Copy out the complete listing, word for word.
** start of Dataset **
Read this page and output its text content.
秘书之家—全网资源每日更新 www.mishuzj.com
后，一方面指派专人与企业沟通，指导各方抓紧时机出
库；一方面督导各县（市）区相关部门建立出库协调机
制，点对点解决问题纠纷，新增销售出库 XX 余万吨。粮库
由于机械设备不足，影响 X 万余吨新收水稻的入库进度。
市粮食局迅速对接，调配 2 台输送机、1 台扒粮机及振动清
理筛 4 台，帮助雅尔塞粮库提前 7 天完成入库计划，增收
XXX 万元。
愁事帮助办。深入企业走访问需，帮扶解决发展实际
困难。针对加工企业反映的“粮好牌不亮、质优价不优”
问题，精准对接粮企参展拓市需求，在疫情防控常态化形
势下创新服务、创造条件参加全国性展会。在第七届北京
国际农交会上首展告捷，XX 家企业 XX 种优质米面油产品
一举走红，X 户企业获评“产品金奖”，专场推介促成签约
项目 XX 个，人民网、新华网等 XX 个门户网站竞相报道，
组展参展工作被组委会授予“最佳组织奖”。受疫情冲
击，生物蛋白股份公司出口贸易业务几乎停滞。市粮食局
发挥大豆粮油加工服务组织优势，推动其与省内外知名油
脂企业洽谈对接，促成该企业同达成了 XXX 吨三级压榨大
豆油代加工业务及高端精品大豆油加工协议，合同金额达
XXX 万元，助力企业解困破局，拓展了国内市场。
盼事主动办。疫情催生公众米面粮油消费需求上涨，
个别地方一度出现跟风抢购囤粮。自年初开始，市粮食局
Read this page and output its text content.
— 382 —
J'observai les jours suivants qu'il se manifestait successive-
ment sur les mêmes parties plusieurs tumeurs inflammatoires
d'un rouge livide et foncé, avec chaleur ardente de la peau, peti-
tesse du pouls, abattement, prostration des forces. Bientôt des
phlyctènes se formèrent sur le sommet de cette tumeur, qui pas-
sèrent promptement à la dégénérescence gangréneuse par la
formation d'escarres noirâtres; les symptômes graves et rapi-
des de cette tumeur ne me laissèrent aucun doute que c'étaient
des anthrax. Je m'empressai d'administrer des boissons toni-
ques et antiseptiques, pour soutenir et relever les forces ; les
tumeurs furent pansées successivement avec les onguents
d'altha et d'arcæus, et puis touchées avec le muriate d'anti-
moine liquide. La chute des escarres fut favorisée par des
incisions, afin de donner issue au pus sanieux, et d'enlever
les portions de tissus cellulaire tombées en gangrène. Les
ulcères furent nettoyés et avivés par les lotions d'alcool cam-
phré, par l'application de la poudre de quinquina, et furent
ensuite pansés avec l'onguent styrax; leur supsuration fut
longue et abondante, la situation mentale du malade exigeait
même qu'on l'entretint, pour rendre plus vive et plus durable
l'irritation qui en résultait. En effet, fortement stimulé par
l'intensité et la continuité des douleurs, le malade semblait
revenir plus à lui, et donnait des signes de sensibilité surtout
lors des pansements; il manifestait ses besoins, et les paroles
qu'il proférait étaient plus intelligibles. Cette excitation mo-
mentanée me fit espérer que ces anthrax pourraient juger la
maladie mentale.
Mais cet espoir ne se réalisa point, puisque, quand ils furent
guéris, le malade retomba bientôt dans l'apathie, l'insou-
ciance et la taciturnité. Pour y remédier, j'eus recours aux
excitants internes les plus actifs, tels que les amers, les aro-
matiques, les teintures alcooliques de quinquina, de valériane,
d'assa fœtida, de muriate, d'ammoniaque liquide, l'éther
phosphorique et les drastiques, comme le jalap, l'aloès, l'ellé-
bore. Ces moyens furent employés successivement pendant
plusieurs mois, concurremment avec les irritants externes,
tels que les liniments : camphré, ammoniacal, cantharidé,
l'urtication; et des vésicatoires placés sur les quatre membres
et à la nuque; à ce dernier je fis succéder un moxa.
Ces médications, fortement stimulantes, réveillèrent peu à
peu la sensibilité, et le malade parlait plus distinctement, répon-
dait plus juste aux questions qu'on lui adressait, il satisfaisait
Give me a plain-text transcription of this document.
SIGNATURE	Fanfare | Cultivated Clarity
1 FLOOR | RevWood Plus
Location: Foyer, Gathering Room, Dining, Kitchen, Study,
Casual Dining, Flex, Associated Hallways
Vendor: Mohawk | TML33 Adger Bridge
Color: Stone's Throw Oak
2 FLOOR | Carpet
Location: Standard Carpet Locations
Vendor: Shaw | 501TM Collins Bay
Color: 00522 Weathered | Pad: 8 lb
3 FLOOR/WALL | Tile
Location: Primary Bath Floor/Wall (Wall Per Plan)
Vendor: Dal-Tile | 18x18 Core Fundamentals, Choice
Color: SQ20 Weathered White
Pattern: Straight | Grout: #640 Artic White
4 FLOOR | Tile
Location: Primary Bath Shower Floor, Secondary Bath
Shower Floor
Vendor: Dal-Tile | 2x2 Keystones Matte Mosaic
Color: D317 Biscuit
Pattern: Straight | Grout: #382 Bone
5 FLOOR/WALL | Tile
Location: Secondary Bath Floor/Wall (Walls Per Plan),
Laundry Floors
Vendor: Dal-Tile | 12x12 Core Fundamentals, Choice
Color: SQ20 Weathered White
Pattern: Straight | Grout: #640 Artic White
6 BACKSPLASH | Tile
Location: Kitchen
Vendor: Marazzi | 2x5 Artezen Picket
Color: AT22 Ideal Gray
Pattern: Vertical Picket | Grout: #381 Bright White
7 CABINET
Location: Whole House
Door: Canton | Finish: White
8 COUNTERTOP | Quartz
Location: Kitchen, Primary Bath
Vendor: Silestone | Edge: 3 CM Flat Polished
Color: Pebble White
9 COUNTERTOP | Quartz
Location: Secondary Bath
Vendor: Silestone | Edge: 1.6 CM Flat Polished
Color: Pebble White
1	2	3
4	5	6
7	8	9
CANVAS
** end of Dataset **
** Exercise result **
Read this page and output its text content.
秘书之家—全网资源每日更新 www.mishuzj.com
后，一方面指派专人与企业沟通，指导各方抓紧时机出
库；一方面督导各县（市）区相关部门建立出库协调机
制，点对点解决问题纠纷，新增销售出库 XX 余万吨。粮库
由于机械设备不足，影响 X 万余吨新收水稻的入库进度。
市粮食局迅速对接，调配 2 台输送机、1 台扒粮机及振动清
理筛 4 台，帮助雅尔塞粮库提前 7 天完成入库计划，增收
XXX 万元。
愁事帮助办。深入企业走访问需，帮扶解决发展实际
困难。针对加工企业反映的“粮好牌不亮、质优价不优”
问题，精准对接粮企参展拓市需求，在疫情防控常态化形
势下创新服务、创造条件参加全国性展会。在第七届北京
国际农交会上首展告捷，XX 家企业 XX 种优质米面油产品
一举走红，X 户企业获评“产品金奖”，专场推介促成签约
项目 XX 个，人民网、新华网等 XX 个门户网站竞相报道，
组展参展工作被组委会授予“最佳组织奖”。受疫情冲
击，生物蛋白股份公司出口贸易业务几乎停滞。市粮食局
发挥大豆粮油加工服务组织优势，推动其与省内外知名油
脂企业洽谈对接，促成该企业同达成了 XXX 吨三级压榨大
豆油代加工业务及高端精品大豆油加工协议，合同金额达
XXX 万元，助力企业解困破局，拓展了国内市场。
盼事主动办。疫情催生公众米面粮油消费需求上涨，
个别地方一度出现跟风抢购囤粮。自年初开始，市粮食局
Read this page and output its text content.
— 382 —
J'observai les jours suivants qu'il se manifestait successive-
ment sur les mêmes parties plusieurs tumeurs inflammatoires
d'un rouge livide et foncé, avec chaleur ardente de la peau, peti-
tesse du pouls, abattement, prostration des forces. Bientôt des
phlyctènes se formèrent sur le sommet de cette tumeur, qui pas-
sèrent promptement à la dégénérescence gangréneuse par la
formation d'escarres noirâtres; les symptômes graves et rapi-
des de cette tumeur ne me laissèrent aucun doute que c'étaient
des anthrax. Je m'empressai d'administrer des boissons toni-
ques et antiseptiques, pour soutenir et relever les forces ; les
tumeurs furent pansées successivement avec les onguents
d'altha et d'arcæus, et puis touchées avec le muriate d'anti-
moine liquide. La chute des escarres fut favorisée par des
incisions, afin de donner issue au pus sanieux, et d'enlever
les portions de tissus cellulaire tombées en gangrène. Les
ulcères furent nettoyés et avivés par les lotions d'alcool cam-
phré, par l'application de la poudre de quinquina, et furent
ensuite pansés avec l'onguent styrax; leur supsuration fut
longue et abondante, la situation mentale du malade exigeait
même qu'on l'entretint, pour rendre plus vive et plus durable
l'irritation qui en résultait. En effet, fortement stimulé par
l'intensité et la continuité des douleurs, le malade semblait
revenir plus à lui, et donnait des signes de sensibilité surtout
lors des pansements; il manifestait ses besoins, et les paroles
qu'il proférait étaient plus intelligibles. Cette excitation mo-
mentanée me fit espérer que ces anthrax pourraient juger la
maladie mentale.
Mais cet espoir ne se réalisa point, puisque, quand ils furent
guéris, le malade retomba bientôt dans l'apathie, l'insou-
ciance et la taciturnité. Pour y remédier, j'eus recours aux
excitants internes les plus actifs, tels que les amers, les aro-
matiques, les teintures alcooliques de quinquina, de valériane,
d'assa fœtida, de muriate, d'ammoniaque liquide, l'éther
phosphorique et les drastiques, comme le jalap, l'aloès, l'ellé-
bore. Ces moyens furent employés successivement pendant
plusieurs mois, concurremment avec les irritants externes,
tels que les liniments : camphré, ammoniacal, cantharidé,
l'urtication; et des vésicatoires placés sur les quatre membres
et à la nuque; à ce dernier je fis succéder un moxa.
Ces médications, fortement stimulantes, réveillèrent peu à
peu la sensibilité, et le malade parlait plus distinctement, répon-
dait plus juste aux questions qu'on lui adressait, il satisfaisait
Give me a plain-text transcription of this document.
SIGNATURE	Fanfare | Cultivated Clarity
1 FLOOR | RevWood Plus
Location: Foyer, Gathering Room, Dining, Kitchen, Study,
Casual Dining, Flex, Associated Hallways
Vendor: Mohawk | TML33 Adger Bridge
Color: Stone's Throw Oak
2 FLOOR | Carpet
Location: Standard Carpet Locations
Vendor: Shaw | 501TM Collins Bay
Color: 00522 Weathered | Pad: 8 lb
3 FLOOR/WALL | Tile
Location: Primary Bath Floor/Wall (Wall Per Plan)
Vendor: Dal-Tile | 18x18 Core Fundamentals, Choice
Color: SQ20 Weathered White
Pattern: Straight | Grout: #640 Artic White
4 FLOOR | Tile
Location: Primary Bath Shower Floor, Secondary Bath
Shower Floor
Vendor: Dal-Tile | 2x2 Keystones Matte Mosaic
Color: D317 Biscuit
Pattern: Straight | Grout: #382 Bone
5 FLOOR/WALL | Tile
Location: Secondary Bath Floor/Wall (Walls Per Plan),
Laundry Floors
Vendor: Dal-Tile | 12x12 Core Fundamentals, Choice
Color: SQ20 Weathered White
Pattern: Straight | Grout: #640 Artic White
6 BACKSPLASH | Tile
Location: Kitchen
Vendor: Marazzi | 2x5 Artezen Picket
Color: AT22 Ideal Gray
Pattern: Vertical Picket | Grout: #381 Bright White
7 CABINET
Location: Whole House
Door: Canton | Finish: White
8 COUNTERTOP | Quartz
Location: Kitchen, Primary Bath
Vendor: Silestone | Edge: 3 CM Flat Polished
Color: Pebble White
9 COUNTERTOP | Quartz
Location: Secondary Bath
Vendor: Silestone | Edge: 1.6 CM Flat Polished
Color: Pebble White
1	2	3
4	5	6
7	8	9
CANVAS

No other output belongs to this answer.